文書 |
【三菱 デリカD:5試乗】SUV×ミニバンはコレ一択!夏レジャーのアシにガンガン使える

■デリカに懐かしの特別仕様車“JASPER”が復活!

デリカD:5の特別仕様車であるJASPERが、久しぶりに登場しました。JASPERと聞いて「お、懐かしい!」と思った方は、熱心な“デリカファン”なのでは? そう、3代目デリカの「デリカ スターワゴン」、4代目の「デリカ スペースギア」にも、同じネーミングの特別仕様車が用意されていました。

デリカD:5では初の設定となるJASPERには、数々の専用装備が与えられていますが、まず気づくのは、夏の山や森林をイメージしたという、ディープシーグリーンマイカ×アイガーグレーメタリックの専用ボディカラーでしょうか。色調こそかつてのJASPERとは異なりますが、このグリーン×グレーメタの組み合わせは、往年のデリカにおける定番色でしたから、思わずニヤリとするファンもいらっしゃることでしょう。ちなみに、JASPER専用ではありませんが、ほかに、アイガーグレーメタリック×ダイヤモンドブラックマイカ、ウォームホワイトパール×スリングシルバーメタリックも設定されています。

JASPERは、クリーンディーゼルエンジンを搭載するグレード「D-Powerパッケージ(8人乗り)」をベースとしており、148馬力を発生する排気量2.2リッターの直4ディーゼルターボエンジンや、6速ATといったメカニズムは共通。路面状況に応じ、ダッシュボードのダイヤル式セレクターで「2WD」、前後に適切な駆動力を配分する「4WDオート」、悪路などで強力なトラクションを得られる「4WDロック」の切り替えが可能な電子制御4WDも、ベースモデルから受け継ぎます。また、ASC(スタビリティコントロール機能)やASC(トラクションコントロール)といった電子デバイスも標準装備となっています。

提供資料 |
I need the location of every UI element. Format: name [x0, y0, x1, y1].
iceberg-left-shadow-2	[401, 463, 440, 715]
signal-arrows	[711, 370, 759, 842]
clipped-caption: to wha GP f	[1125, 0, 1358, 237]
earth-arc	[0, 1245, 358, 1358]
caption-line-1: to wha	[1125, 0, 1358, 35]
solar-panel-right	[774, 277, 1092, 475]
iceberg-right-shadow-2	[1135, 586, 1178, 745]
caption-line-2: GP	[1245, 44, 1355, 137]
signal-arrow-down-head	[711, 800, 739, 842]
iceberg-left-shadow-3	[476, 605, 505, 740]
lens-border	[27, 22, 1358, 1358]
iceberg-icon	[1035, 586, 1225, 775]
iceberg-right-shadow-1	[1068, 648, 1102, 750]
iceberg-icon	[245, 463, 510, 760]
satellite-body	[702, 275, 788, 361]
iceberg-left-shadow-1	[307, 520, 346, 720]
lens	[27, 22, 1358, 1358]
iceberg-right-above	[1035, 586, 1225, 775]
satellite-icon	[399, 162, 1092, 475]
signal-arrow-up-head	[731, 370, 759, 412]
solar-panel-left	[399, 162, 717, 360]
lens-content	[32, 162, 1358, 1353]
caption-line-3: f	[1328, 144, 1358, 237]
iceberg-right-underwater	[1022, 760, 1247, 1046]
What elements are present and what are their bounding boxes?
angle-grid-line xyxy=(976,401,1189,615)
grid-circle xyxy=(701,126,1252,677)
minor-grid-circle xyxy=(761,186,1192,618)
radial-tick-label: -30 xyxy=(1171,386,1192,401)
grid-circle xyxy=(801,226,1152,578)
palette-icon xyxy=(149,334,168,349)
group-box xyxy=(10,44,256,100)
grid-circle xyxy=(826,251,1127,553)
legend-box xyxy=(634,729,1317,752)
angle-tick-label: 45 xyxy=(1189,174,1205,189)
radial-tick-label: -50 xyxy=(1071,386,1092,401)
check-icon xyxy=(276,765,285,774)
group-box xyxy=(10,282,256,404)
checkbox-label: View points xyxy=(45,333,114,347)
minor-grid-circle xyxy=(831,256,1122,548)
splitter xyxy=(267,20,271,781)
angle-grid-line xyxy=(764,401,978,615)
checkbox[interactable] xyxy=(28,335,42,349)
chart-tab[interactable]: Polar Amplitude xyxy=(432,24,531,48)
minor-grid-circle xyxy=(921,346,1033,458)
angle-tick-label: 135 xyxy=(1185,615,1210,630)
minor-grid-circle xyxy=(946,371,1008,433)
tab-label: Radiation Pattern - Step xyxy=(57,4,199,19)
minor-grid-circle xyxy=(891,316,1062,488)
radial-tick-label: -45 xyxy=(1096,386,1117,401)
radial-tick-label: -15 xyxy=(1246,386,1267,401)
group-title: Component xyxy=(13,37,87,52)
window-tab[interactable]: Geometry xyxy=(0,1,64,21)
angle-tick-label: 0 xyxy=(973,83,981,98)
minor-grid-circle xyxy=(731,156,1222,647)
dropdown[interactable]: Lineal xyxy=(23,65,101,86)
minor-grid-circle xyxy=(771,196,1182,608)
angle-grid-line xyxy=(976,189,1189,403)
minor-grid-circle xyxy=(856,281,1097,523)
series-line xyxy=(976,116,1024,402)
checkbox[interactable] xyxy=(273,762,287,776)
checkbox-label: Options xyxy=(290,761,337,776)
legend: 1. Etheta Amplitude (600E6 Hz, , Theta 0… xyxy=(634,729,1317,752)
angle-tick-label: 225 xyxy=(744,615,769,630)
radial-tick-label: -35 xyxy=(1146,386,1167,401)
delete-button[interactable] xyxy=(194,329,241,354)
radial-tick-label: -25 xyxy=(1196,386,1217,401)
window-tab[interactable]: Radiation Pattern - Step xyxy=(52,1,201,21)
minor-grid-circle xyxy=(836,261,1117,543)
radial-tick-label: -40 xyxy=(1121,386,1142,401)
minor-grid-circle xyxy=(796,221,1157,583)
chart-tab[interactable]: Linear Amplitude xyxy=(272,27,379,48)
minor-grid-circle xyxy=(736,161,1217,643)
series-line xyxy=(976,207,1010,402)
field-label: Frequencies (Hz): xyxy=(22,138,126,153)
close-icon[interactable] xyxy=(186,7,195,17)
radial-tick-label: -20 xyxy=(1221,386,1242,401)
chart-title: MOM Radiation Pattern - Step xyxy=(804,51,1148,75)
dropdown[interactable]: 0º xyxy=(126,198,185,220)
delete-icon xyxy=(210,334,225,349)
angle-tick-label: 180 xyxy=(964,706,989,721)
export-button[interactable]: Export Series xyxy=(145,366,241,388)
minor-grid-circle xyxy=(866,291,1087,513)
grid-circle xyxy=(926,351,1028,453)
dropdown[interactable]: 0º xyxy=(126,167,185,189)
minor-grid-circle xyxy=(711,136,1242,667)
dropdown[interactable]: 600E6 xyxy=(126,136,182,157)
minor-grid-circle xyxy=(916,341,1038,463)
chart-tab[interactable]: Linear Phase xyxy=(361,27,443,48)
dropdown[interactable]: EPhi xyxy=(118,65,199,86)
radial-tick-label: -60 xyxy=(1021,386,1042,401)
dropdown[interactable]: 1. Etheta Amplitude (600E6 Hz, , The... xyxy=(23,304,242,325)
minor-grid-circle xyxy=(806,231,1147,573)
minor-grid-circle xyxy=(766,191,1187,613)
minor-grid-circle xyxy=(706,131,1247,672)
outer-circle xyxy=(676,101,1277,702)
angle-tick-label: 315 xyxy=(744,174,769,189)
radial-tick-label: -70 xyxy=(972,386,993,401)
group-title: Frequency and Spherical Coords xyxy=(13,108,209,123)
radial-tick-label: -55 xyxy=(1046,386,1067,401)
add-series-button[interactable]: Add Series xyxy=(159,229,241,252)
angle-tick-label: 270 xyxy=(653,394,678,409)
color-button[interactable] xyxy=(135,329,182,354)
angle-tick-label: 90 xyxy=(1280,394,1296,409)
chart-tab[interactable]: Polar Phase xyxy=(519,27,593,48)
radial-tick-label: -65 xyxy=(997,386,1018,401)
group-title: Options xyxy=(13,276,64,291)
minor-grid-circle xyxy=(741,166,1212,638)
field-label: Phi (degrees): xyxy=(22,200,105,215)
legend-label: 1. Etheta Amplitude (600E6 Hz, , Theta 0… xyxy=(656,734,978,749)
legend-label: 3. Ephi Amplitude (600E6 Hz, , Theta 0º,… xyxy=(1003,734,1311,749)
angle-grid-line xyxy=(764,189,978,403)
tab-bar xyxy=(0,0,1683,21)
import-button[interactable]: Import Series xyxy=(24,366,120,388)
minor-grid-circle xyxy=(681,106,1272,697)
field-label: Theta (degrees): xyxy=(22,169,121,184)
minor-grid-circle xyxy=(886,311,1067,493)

取り組む課題 | デリカD:5 JASPERの試乗記事を、最後の文に続けて書き進めてください。

回答 |
エクステリアにおける専用装備は、山並みと鹿を描いたサイドストライプ&デカールや、メッキ仕上げのフォグランプベゼル、ドアミラー、アウターハンドル、そして、ダーククローム調塗装が施された18インチアルミホイールが挙げられます。

インテリアでは、シート生地が撥水加工を施した専用のスエード調人工皮革“グランリュクス”となるほか、運転席には電動パワーシートを採用。グローブボックスやパワーウインドウスイッチの周りには、ピアノブラックのパネルが装着されます。

といった具合に、JASPERは特別仕様車ではあるものの、標準状態での専用装備は控え目かもしれません。ただし「もっとオフロード感をアピールしたい!」という方には、「コンプリートパッケージ」と呼ばれるディーラーオプションが用意されており、ロゴ入りのカーゴフェンス、荷物を固定できるバンジーコード、ロゴ入りフロアマット、DELICAロゴ入りのバンパープロテクターデカール、そして、赤いマッドフラップの5点がセットになっています。特にマッドフラップは、ドロや小石による車体のキズつきを抑える効果を期待できるのはもちろん、オフロード4WDらしい力強さを演出することができます。

さて、気になる走りはというと、最新のミニバンやSUV的な乗り味とは少々異なる印象です。昨今は、ミニバンやSUVといえども、足回りはやや硬めのセッティングが好まれますし、ステアリングも思いのほかシャープな反応を見せるモデルが少なくありません。

では、デリカD:5はどうかというと、クロスカントリー4WDにも通じる“大らかさ”を感じます。それは決してネガティブな感触ではありませんし、筆者としてはそこに「デリカD:5らしさがある」と思っています。ちなみに、今回のテストドライブでは、東京都内からちょっとしたラフロードを含む田園地帯へと向かいましたが、高速道路でも林道でも「そうそう、コレだよね!」と、思わずニヤリとすることも少なくなかったのです。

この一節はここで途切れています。